— SET TASK —
All of the data below should be written out exactly.

Source data:
- - -

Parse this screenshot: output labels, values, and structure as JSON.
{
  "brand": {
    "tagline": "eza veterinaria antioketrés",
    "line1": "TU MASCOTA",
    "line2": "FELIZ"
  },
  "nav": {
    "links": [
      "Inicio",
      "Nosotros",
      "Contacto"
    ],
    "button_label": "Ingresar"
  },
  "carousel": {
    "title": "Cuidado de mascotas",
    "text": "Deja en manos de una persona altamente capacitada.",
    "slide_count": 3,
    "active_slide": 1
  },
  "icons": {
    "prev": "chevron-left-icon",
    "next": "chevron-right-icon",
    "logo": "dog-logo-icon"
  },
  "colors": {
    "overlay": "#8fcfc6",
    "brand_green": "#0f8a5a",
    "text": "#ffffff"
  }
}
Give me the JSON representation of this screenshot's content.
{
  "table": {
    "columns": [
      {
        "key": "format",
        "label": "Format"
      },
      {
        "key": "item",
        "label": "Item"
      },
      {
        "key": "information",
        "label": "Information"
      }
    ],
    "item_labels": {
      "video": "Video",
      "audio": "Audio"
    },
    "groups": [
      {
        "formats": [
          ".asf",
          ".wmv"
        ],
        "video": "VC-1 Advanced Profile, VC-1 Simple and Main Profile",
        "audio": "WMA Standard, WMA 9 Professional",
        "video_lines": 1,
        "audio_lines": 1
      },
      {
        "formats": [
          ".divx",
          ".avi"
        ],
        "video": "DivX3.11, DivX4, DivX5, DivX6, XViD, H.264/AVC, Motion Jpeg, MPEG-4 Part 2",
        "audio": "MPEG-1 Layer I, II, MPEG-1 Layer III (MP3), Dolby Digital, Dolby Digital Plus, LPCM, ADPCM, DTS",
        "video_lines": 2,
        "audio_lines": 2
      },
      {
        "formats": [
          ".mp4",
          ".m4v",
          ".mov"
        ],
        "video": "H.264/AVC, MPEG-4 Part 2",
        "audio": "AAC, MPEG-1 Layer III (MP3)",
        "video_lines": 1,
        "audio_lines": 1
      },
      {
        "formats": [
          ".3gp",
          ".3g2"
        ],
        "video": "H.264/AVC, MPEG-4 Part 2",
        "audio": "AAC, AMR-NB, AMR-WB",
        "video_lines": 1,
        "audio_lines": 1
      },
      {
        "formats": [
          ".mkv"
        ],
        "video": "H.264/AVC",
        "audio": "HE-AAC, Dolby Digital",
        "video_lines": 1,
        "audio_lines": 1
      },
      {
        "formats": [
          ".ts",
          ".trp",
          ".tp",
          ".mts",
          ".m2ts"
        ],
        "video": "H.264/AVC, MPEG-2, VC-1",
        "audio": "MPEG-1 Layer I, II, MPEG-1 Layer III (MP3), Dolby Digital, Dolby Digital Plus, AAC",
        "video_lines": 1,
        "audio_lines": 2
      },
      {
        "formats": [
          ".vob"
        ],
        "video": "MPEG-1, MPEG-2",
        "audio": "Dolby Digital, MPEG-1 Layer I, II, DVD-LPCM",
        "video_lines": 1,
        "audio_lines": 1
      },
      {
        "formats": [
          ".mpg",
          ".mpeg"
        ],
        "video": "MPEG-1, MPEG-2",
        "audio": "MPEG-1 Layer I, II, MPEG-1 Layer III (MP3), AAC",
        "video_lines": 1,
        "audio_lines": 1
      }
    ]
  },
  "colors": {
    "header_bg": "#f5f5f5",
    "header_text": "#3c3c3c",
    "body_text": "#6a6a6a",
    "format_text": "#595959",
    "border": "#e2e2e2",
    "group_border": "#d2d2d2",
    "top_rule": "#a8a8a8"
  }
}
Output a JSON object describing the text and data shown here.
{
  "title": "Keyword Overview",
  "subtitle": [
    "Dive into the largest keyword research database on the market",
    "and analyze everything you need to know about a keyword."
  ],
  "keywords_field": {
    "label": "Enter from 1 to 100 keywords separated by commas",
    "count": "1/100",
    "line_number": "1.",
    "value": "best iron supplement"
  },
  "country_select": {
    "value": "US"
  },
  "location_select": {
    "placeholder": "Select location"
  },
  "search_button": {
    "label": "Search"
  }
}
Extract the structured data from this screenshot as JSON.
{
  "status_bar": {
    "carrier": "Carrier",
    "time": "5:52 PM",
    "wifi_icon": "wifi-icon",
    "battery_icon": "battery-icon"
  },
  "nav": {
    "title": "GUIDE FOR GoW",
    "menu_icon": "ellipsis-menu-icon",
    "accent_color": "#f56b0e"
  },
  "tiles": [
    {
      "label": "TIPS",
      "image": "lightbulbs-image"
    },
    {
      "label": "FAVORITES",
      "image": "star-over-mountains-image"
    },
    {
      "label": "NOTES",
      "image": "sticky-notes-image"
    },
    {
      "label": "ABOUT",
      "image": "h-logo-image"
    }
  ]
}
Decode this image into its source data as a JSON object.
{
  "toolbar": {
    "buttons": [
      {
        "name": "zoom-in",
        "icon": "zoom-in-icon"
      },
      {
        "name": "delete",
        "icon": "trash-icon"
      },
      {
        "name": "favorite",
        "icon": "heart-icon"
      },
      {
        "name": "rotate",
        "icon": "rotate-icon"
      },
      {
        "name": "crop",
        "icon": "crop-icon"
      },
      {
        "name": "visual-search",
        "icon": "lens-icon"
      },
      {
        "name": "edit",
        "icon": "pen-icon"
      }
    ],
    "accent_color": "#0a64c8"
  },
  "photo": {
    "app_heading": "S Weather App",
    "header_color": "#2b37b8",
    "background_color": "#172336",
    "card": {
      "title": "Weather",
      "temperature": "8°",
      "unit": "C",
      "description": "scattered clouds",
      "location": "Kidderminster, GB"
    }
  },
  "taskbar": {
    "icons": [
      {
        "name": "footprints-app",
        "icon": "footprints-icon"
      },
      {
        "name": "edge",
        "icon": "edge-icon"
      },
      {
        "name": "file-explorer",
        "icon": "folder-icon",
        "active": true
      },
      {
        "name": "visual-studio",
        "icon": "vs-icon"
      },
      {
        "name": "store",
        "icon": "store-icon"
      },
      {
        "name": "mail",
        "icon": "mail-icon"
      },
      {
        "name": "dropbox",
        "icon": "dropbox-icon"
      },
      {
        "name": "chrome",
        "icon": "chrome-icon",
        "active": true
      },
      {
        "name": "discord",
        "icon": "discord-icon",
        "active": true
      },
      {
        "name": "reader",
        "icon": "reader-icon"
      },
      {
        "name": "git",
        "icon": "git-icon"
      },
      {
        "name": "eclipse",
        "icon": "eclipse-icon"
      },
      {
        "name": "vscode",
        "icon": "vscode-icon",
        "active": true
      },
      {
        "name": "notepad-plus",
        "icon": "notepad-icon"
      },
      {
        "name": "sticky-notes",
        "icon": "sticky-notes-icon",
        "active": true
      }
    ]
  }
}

- - -

— CORRECT ANSWER —
Parse this screenshot: output labels, values, and structure as JSON.
{
  "brand": {
    "tagline": "eza veterinaria antioketrés",
    "line1": "TU MASCOTA",
    "line2": "FELIZ"
  },
  "nav": {
    "links": [
      "Inicio",
      "Nosotros",
      "Contacto"
    ],
    "button_label": "Ingresar"
  },
  "carousel": {
    "title": "Cuidado de mascotas",
    "text": "Deja en manos de una persona altamente capacitada.",
    "slide_count": 3,
    "active_slide": 1
  },
  "icons": {
    "prev": "chevron-left-icon",
    "next": "chevron-right-icon",
    "logo": "dog-logo-icon"
  },
  "colors": {
    "overlay": "#8fcfc6",
    "brand_green": "#0f8a5a",
    "text": "#ffffff"
  }
}
Give me the JSON representation of this screenshot's content.
{
  "table": {
    "columns": [
      {
        "key": "format",
        "label": "Format"
      },
      {
        "key": "item",
        "label": "Item"
      },
      {
        "key": "information",
        "label": "Information"
      }
    ],
    "item_labels": {
      "video": "Video",
      "audio": "Audio"
    },
    "groups": [
      {
        "formats": [
          ".asf",
          ".wmv"
        ],
        "video": "VC-1 Advanced Profile, VC-1 Simple and Main Profile",
        "audio": "WMA Standard, WMA 9 Professional",
        "video_lines": 1,
        "audio_lines": 1
      },
      {
        "formats": [
          ".divx",
          ".avi"
        ],
        "video": "DivX3.11, DivX4, DivX5, DivX6, XViD, H.264/AVC, Motion Jpeg, MPEG-4 Part 2",
        "audio": "MPEG-1 Layer I, II, MPEG-1 Layer III (MP3), Dolby Digital, Dolby Digital Plus, LPCM, ADPCM, DTS",
        "video_lines": 2,
        "audio_lines": 2
      },
      {
        "formats": [
          ".mp4",
          ".m4v",
          ".mov"
        ],
        "video": "H.264/AVC, MPEG-4 Part 2",
        "audio": "AAC, MPEG-1 Layer III (MP3)",
        "video_lines": 1,
        "audio_lines": 1
      },
      {
        "formats": [
          ".3gp",
          ".3g2"
        ],
        "video": "H.264/AVC, MPEG-4 Part 2",
        "audio": "AAC, AMR-NB, AMR-WB",
        "video_lines": 1,
        "audio_lines": 1
      },
      {
        "formats": [
          ".mkv"
        ],
        "video": "H.264/AVC",
        "audio": "HE-AAC, Dolby Digital",
        "video_lines": 1,
        "audio_lines": 1
      },
      {
        "formats": [
          ".ts",
          ".trp",
          ".tp",
          ".mts",
          ".m2ts"
        ],
        "video": "H.264/AVC, MPEG-2, VC-1",
        "audio": "MPEG-1 Layer I, II, MPEG-1 Layer III (MP3), Dolby Digital, Dolby Digital Plus, AAC",
        "video_lines": 1,
        "audio_lines": 2
      },
      {
        "formats": [
          ".vob"
        ],
        "video": "MPEG-1, MPEG-2",
        "audio": "Dolby Digital, MPEG-1 Layer I, II, DVD-LPCM",
        "video_lines": 1,
        "audio_lines": 1
      },
      {
        "formats": [
          ".mpg",
          ".mpeg"
        ],
        "video": "MPEG-1, MPEG-2",
        "audio": "MPEG-1 Layer I, II, MPEG-1 Layer III (MP3), AAC",
        "video_lines": 1,
        "audio_lines": 1
      }
    ]
  },
  "colors": {
    "header_bg": "#f5f5f5",
    "header_text": "#3c3c3c",
    "body_text": "#6a6a6a",
    "format_text": "#595959",
    "border": "#e2e2e2",
    "group_border": "#d2d2d2",
    "top_rule": "#a8a8a8"
  }
}
Output a JSON object describing the text and data shown here.
{
  "title": "Keyword Overview",
  "subtitle": [
    "Dive into the largest keyword research database on the market",
    "and analyze everything you need to know about a keyword."
  ],
  "keywords_field": {
    "label": "Enter from 1 to 100 keywords separated by commas",
    "count": "1/100",
    "line_number": "1.",
    "value": "best iron supplement"
  },
  "country_select": {
    "value": "US"
  },
  "location_select": {
    "placeholder": "Select location"
  },
  "search_button": {
    "label": "Search"
  }
}
Extract the structured data from this screenshot as JSON.
{
  "status_bar": {
    "carrier": "Carrier",
    "time": "5:52 PM",
    "wifi_icon": "wifi-icon",
    "battery_icon": "battery-icon"
  },
  "nav": {
    "title": "GUIDE FOR GoW",
    "menu_icon": "ellipsis-menu-icon",
    "accent_color": "#f56b0e"
  },
  "tiles": [
    {
      "label": "TIPS",
      "image": "lightbulbs-image"
    },
    {
      "label": "FAVORITES",
      "image": "star-over-mountains-image"
    },
    {
      "label": "NOTES",
      "image": "sticky-notes-image"
    },
    {
      "label": "ABOUT",
      "image": "h-logo-image"
    }
  ]
}
Decode this image into its source data as a JSON object.
{
  "toolbar": {
    "buttons": [
      {
        "name": "zoom-in",
        "icon": "zoom-in-icon"
      },
      {
        "name": "delete",
        "icon": "trash-icon"
      },
      {
        "name": "favorite",
        "icon": "heart-icon"
      },
      {
        "name": "rotate",
        "icon": "rotate-icon"
      },
      {
        "name": "crop",
        "icon": "crop-icon"
      },
      {
        "name": "visual-search",
        "icon": "lens-icon"
      },
      {
        "name": "edit",
        "icon": "pen-icon"
      }
    ],
    "accent_color": "#0a64c8"
  },
  "photo": {
    "app_heading": "S Weather App",
    "header_color": "#2b37b8",
    "background_color": "#172336",
    "card": {
      "title": "Weather",
      "temperature": "8°",
      "unit": "C",
      "description": "scattered clouds",
      "location": "Kidderminster, GB"
    }
  },
  "taskbar": {
    "icons": [
      {
        "name": "footprints-app",
        "icon": "footprints-icon"
      },
      {
        "name": "edge",
        "icon": "edge-icon"
      },
      {
        "name": "file-explorer",
        "icon": "folder-icon",
        "active": true
      },
      {
        "name": "visual-studio",
        "icon": "vs-icon"
      },
      {
        "name": "store",
        "icon": "store-icon"
      },
      {
        "name": "mail",
        "icon": "mail-icon"
      },
      {
        "name": "dropbox",
        "icon": "dropbox-icon"
      },
      {
        "name": "chrome",
        "icon": "chrome-icon",
        "active": true
      },
      {
        "name": "discord",
        "icon": "discord-icon",
        "active": true
      },
      {
        "name": "reader",
        "icon": "reader-icon"
      },
      {
        "name": "git",
        "icon": "git-icon"
      },
      {
        "name": "eclipse",
        "icon": "eclipse-icon"
      },
      {
        "name": "vscode",
        "icon": "vscode-icon",
        "active": true
      },
      {
        "name": "notepad-plus",
        "icon": "notepad-icon"
      },
      {
        "name": "sticky-notes",
        "icon": "sticky-notes-icon",
        "active": true
      }
    ]
  }
}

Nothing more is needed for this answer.